"""
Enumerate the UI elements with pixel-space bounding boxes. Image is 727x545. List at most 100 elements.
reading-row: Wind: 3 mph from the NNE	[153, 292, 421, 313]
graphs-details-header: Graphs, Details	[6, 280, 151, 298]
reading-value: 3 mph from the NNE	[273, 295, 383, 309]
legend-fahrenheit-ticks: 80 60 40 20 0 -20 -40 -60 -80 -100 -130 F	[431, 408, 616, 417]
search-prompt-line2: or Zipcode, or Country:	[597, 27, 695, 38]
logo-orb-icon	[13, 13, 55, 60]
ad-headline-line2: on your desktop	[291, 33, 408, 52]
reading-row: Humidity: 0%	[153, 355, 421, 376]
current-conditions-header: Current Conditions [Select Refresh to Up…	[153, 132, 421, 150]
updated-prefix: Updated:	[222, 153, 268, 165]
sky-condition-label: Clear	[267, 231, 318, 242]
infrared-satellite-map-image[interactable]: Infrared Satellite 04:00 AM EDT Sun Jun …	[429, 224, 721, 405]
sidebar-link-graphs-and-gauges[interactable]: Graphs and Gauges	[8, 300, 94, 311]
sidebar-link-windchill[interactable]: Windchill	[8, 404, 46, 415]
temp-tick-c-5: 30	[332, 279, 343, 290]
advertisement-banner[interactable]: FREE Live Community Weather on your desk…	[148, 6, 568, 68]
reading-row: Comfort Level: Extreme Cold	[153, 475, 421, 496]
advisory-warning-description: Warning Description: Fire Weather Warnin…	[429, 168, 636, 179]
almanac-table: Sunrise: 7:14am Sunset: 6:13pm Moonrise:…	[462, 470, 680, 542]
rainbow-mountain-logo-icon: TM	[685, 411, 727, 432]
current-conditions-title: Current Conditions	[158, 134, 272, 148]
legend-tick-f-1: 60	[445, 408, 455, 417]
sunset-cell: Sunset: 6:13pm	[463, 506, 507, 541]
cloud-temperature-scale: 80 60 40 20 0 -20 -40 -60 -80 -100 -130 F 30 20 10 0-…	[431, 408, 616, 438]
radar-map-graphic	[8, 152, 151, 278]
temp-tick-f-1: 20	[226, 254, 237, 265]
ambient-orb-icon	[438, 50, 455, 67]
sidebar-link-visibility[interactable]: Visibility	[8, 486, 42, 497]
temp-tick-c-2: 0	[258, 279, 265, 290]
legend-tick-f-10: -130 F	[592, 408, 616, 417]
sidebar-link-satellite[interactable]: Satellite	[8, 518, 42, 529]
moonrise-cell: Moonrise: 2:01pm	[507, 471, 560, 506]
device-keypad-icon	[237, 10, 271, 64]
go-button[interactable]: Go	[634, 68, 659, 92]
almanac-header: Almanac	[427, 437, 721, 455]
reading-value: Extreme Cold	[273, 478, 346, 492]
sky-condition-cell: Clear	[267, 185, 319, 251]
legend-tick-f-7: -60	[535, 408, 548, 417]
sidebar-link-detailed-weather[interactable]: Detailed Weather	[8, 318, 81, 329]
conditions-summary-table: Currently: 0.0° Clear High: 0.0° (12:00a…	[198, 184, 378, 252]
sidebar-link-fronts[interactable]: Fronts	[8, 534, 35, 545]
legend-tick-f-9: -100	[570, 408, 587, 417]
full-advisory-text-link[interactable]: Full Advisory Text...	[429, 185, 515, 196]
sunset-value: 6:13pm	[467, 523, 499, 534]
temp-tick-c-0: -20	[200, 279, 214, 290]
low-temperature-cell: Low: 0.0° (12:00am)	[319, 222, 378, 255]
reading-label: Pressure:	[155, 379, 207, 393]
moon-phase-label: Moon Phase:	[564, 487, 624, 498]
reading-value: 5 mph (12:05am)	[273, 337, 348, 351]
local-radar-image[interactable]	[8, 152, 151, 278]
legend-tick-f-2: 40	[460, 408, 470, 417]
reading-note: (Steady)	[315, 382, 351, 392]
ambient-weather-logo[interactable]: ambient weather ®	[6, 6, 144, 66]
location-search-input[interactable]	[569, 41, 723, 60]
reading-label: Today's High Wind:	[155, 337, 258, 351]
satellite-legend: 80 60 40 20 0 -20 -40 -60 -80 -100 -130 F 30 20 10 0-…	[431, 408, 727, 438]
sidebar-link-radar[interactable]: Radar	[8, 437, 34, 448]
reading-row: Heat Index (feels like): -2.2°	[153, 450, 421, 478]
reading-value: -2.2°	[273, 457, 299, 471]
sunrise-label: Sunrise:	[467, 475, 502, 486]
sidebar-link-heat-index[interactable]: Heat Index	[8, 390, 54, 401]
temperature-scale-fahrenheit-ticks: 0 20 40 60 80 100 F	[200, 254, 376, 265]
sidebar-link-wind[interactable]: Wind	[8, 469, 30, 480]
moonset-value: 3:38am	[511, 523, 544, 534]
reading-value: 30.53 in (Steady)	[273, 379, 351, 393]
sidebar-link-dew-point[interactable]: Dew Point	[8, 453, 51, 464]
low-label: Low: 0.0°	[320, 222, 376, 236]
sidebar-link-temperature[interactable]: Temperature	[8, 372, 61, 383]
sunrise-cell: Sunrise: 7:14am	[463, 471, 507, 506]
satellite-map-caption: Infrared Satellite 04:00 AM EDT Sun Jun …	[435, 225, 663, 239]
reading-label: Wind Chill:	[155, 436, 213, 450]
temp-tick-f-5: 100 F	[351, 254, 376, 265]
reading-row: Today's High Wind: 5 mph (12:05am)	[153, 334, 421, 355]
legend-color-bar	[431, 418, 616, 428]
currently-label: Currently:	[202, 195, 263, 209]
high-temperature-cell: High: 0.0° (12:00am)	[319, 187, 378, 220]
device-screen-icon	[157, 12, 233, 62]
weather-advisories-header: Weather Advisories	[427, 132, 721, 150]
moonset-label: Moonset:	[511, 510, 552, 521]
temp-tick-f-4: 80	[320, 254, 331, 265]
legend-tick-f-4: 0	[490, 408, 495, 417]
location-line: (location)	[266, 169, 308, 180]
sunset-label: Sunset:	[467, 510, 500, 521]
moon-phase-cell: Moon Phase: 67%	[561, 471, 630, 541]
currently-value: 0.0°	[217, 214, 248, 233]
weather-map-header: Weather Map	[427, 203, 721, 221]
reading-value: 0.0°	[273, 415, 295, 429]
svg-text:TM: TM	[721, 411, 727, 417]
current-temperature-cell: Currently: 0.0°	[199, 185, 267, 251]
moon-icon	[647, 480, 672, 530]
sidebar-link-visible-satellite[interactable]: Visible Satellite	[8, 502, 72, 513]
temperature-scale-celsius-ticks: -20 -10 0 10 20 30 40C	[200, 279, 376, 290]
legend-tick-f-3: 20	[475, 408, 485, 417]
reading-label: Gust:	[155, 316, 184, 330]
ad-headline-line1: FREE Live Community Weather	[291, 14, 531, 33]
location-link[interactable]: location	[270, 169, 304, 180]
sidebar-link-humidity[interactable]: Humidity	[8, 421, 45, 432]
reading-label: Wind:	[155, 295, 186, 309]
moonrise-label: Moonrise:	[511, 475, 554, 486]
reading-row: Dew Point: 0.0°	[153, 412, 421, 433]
"""
◆ SET TASK: Turn every line of the material above into a numbered list, leaving out any blank lines.

◆ RESULT OF THE TASK:
1. Enumerate the UI elements with pixel-space bounding boxes. Image is 727x545. List at most 100 elements.
2. reading-row: Wind: 3 mph from the NNE	[153, 292, 421, 313]
3. graphs-details-header: Graphs, Details	[6, 280, 151, 298]
4. reading-value: 3 mph from the NNE	[273, 295, 383, 309]
5. legend-fahrenheit-ticks: 80 60 40 20 0 -20 -40 -60 -80 -100 -130 F	[431, 408, 616, 417]
6. search-prompt-line2: or Zipcode, or Country:	[597, 27, 695, 38]
7. logo-orb-icon	[13, 13, 55, 60]
8. ad-headline-line2: on your desktop	[291, 33, 408, 52]
9. reading-row: Humidity: 0%	[153, 355, 421, 376]
10. current-conditions-header: Current Conditions [Select Refresh to Up…	[153, 132, 421, 150]
11. updated-prefix: Updated:	[222, 153, 268, 165]
12. sky-condition-label: Clear	[267, 231, 318, 242]
13. infrared-satellite-map-image[interactable]: Infrared Satellite 04:00 AM EDT Sun Jun …	[429, 224, 721, 405]
14. sidebar-link-graphs-and-gauges[interactable]: Graphs and Gauges	[8, 300, 94, 311]
15. sidebar-link-windchill[interactable]: Windchill	[8, 404, 46, 415]
16. temp-tick-c-5: 30	[332, 279, 343, 290]
17. advertisement-banner[interactable]: FREE Live Community Weather on your desk…	[148, 6, 568, 68]
18. reading-row: Comfort Level: Extreme Cold	[153, 475, 421, 496]
19. advisory-warning-description: Warning Description: Fire Weather Warnin…	[429, 168, 636, 179]
20. almanac-table: Sunrise: 7:14am Sunset: 6:13pm Moonrise:…	[462, 470, 680, 542]
21. rainbow-mountain-logo-icon: TM	[685, 411, 727, 432]
22. current-conditions-title: Current Conditions	[158, 134, 272, 148]
23. legend-tick-f-1: 60	[445, 408, 455, 417]
24. sunset-cell: Sunset: 6:13pm	[463, 506, 507, 541]
25. cloud-temperature-scale: 80 60 40 20 0 -20 -40 -60 -80 -100 -130 F 30 20 10 0-…	[431, 408, 616, 438]
26. radar-map-graphic	[8, 152, 151, 278]
27. temp-tick-f-1: 20	[226, 254, 237, 265]
28. ambient-orb-icon	[438, 50, 455, 67]
29. sidebar-link-visibility[interactable]: Visibility	[8, 486, 42, 497]
30. temp-tick-c-2: 0	[258, 279, 265, 290]
31. legend-tick-f-10: -130 F	[592, 408, 616, 417]
32. sidebar-link-satellite[interactable]: Satellite	[8, 518, 42, 529]
33. moonrise-cell: Moonrise: 2:01pm	[507, 471, 560, 506]
34. device-keypad-icon	[237, 10, 271, 64]
35. go-button[interactable]: Go	[634, 68, 659, 92]
36. almanac-header: Almanac	[427, 437, 721, 455]
37. reading-value: Extreme Cold	[273, 478, 346, 492]
38. sky-condition-cell: Clear	[267, 185, 319, 251]
39. legend-tick-f-7: -60	[535, 408, 548, 417]
40. sidebar-link-detailed-weather[interactable]: Detailed Weather	[8, 318, 81, 329]
41. conditions-summary-table: Currently: 0.0° Clear High: 0.0° (12:00a…	[198, 184, 378, 252]
42. sidebar-link-fronts[interactable]: Fronts	[8, 534, 35, 545]
43. legend-tick-f-9: -100	[570, 408, 587, 417]
44. full-advisory-text-link[interactable]: Full Advisory Text...	[429, 185, 515, 196]
45. sunset-value: 6:13pm	[467, 523, 499, 534]
46. temp-tick-c-0: -20	[200, 279, 214, 290]
47. low-temperature-cell: Low: 0.0° (12:00am)	[319, 222, 378, 255]
48. reading-label: Pressure:	[155, 379, 207, 393]
49. moon-phase-label: Moon Phase:	[564, 487, 624, 498]
50. reading-value: 5 mph (12:05am)	[273, 337, 348, 351]
51. local-radar-image[interactable]	[8, 152, 151, 278]
52. legend-tick-f-2: 40	[460, 408, 470, 417]
53. reading-note: (Steady)	[315, 382, 351, 392]
54. ambient-weather-logo[interactable]: ambient weather ®	[6, 6, 144, 66]
55. location-search-input[interactable]	[569, 41, 723, 60]
56. reading-label: Today's High Wind:	[155, 337, 258, 351]
57. satellite-legend: 80 60 40 20 0 -20 -40 -60 -80 -100 -130 F 30 20 10 0-…	[431, 408, 727, 438]
58. sidebar-link-radar[interactable]: Radar	[8, 437, 34, 448]
59. reading-row: Heat Index (feels like): -2.2°	[153, 450, 421, 478]
60. reading-value: -2.2°	[273, 457, 299, 471]
61. sunrise-label: Sunrise:	[467, 475, 502, 486]
62. sidebar-link-heat-index[interactable]: Heat Index	[8, 390, 54, 401]
63. temperature-scale-fahrenheit-ticks: 0 20 40 60 80 100 F	[200, 254, 376, 265]
64. sidebar-link-wind[interactable]: Wind	[8, 469, 30, 480]
65. moonset-value: 3:38am	[511, 523, 544, 534]
66. reading-value: 30.53 in (Steady)	[273, 379, 351, 393]
67. sidebar-link-dew-point[interactable]: Dew Point	[8, 453, 51, 464]
68. low-label: Low: 0.0°	[320, 222, 376, 236]
69. sidebar-link-temperature[interactable]: Temperature	[8, 372, 61, 383]
70. sunrise-cell: Sunrise: 7:14am	[463, 471, 507, 506]
71. satellite-map-caption: Infrared Satellite 04:00 AM EDT Sun Jun …	[435, 225, 663, 239]
72. reading-label: Wind Chill:	[155, 436, 213, 450]
73. temp-tick-f-5: 100 F	[351, 254, 376, 265]
74. reading-row: Today's High Wind: 5 mph (12:05am)	[153, 334, 421, 355]
75. legend-color-bar	[431, 418, 616, 428]
76. currently-label: Currently:	[202, 195, 263, 209]
77. high-temperature-cell: High: 0.0° (12:00am)	[319, 187, 378, 220]
78. device-screen-icon	[157, 12, 233, 62]
79. weather-advisories-header: Weather Advisories	[427, 132, 721, 150]
80. moonset-label: Moonset:	[511, 510, 552, 521]
81. temp-tick-f-4: 80	[320, 254, 331, 265]
82. legend-tick-f-4: 0	[490, 408, 495, 417]
83. location-line: (location)	[266, 169, 308, 180]
84. sunset-label: Sunset:	[467, 510, 500, 521]
85. moon-phase-cell: Moon Phase: 67%	[561, 471, 630, 541]
86. currently-value: 0.0°	[217, 214, 248, 233]
87. weather-map-header: Weather Map	[427, 203, 721, 221]
88. reading-value: 0.0°	[273, 415, 295, 429]
89. svg-text:TM: TM	[721, 411, 727, 417]
90. current-temperature-cell: Currently: 0.0°	[199, 185, 267, 251]
91. moon-icon	[647, 480, 672, 530]
92. sidebar-link-visible-satellite[interactable]: Visible Satellite	[8, 502, 72, 513]
93. temperature-scale-celsius-ticks: -20 -10 0 10 20 30 40C	[200, 279, 376, 290]
94. legend-tick-f-3: 20	[475, 408, 485, 417]
95. reading-label: Gust:	[155, 316, 184, 330]
96. ad-headline-line1: FREE Live Community Weather	[291, 14, 531, 33]
97. location-link[interactable]: location	[270, 169, 304, 180]
98. sidebar-link-humidity[interactable]: Humidity	[8, 421, 45, 432]
99. reading-label: Wind:	[155, 295, 186, 309]
100. moonrise-label: Moonrise:	[511, 475, 554, 486]
101. reading-row: Dew Point: 0.0°	[153, 412, 421, 433]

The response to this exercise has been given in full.